=== RAW DATA ===

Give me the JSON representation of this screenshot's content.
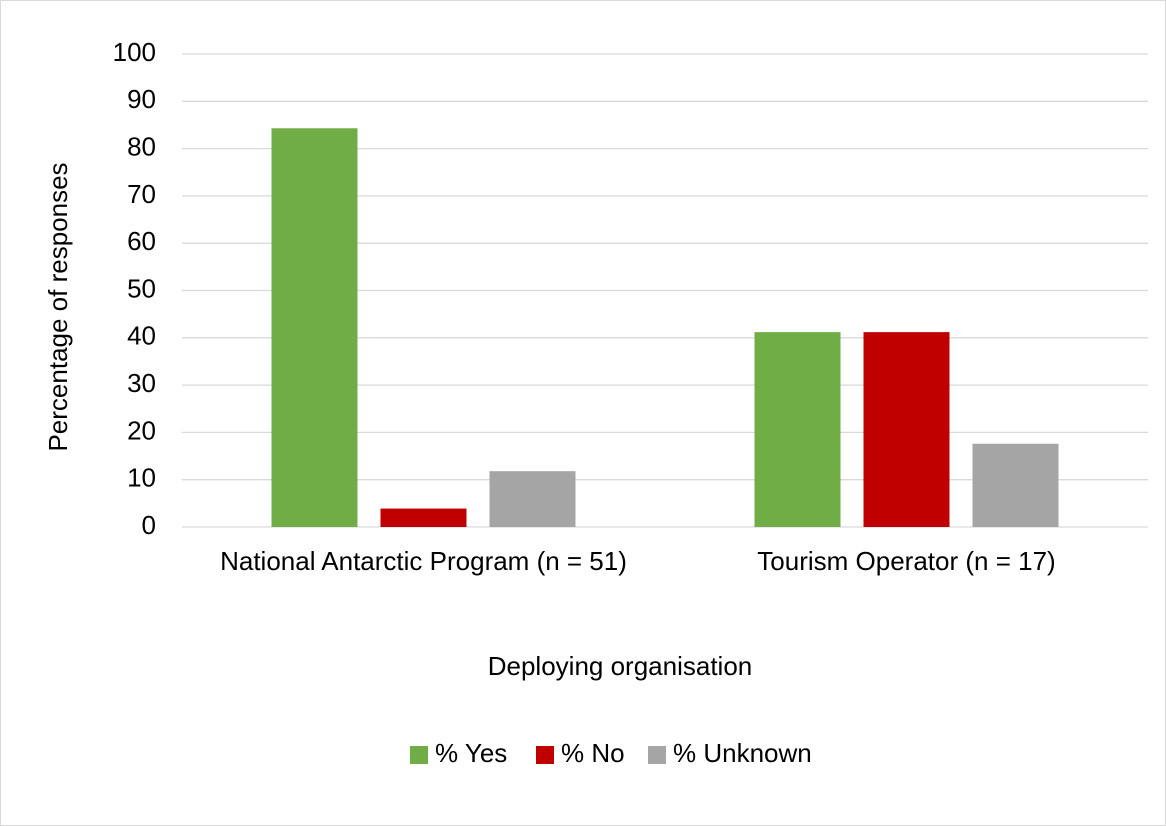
{
  "chart_data": {
    "type": "bar",
    "categories": [
      "National Antarctic Program (n = 51)",
      "Tourism Operator (n = 17)"
    ],
    "series": [
      {
        "name": "% Yes",
        "color": "#70ad47",
        "values": [
          84.3,
          41.2
        ]
      },
      {
        "name": "% No",
        "color": "#c00000",
        "values": [
          3.9,
          41.2
        ]
      },
      {
        "name": "% Unknown",
        "color": "#a5a5a5",
        "values": [
          11.8,
          17.6
        ]
      }
    ],
    "x_label": "Deploying organisation",
    "y_label": "Percentage of responses",
    "ylim": [
      0,
      100
    ],
    "yticks": [
      0,
      10,
      20,
      30,
      40,
      50,
      60,
      70,
      80,
      90,
      100
    ],
    "grid": true,
    "legend": "bottom"
  }
}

===

Gather each line of the records holding the string "color".

ANSWER FOR THIS EXERCISE —
        "color": "#70ad47",
        "color": "#c00000",
        "color": "#a5a5a5",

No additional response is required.